begin Available data
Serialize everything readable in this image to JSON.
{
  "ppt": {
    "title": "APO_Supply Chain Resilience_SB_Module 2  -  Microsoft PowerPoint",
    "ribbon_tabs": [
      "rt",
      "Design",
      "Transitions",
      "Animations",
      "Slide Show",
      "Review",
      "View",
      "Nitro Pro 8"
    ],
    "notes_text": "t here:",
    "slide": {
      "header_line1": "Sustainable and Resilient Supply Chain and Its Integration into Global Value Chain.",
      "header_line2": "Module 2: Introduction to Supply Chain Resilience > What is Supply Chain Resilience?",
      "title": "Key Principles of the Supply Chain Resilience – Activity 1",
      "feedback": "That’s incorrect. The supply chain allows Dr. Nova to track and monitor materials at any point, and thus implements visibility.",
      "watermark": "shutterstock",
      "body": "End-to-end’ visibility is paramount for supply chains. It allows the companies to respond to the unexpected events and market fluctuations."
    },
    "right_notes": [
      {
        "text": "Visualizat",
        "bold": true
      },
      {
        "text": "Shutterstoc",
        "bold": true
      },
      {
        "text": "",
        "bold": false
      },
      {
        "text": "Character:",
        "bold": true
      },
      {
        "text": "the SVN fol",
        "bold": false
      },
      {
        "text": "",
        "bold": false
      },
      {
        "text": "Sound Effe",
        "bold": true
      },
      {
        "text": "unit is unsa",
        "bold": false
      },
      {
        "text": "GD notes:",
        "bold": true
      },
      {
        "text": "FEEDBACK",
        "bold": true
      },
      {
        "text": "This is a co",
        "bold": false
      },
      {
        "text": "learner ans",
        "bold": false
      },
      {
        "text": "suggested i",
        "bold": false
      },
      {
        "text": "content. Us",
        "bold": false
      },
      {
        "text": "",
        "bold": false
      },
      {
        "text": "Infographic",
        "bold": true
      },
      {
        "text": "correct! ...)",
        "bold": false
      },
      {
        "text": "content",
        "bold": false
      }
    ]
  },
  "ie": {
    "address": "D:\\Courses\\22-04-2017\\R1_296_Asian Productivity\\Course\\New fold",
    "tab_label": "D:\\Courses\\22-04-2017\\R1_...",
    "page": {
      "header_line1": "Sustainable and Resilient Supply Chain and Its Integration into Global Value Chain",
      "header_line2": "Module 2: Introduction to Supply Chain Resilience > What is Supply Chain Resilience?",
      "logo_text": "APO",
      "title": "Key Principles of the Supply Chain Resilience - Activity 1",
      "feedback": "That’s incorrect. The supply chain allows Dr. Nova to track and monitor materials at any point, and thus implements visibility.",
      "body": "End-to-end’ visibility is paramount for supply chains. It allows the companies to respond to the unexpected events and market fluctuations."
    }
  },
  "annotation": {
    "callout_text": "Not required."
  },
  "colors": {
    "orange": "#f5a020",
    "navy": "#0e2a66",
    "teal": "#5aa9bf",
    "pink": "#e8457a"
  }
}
end Available data
**What is required**
Copy out all lines that carry the word "Global".

**Answer**
      "header_line1": "Sustainable and Resilient Supply Chain and Its Integration into Global Value Chain.",
      "header_line1": "Sustainable and Resilient Supply Chain and Its Integration into Global Value Chain",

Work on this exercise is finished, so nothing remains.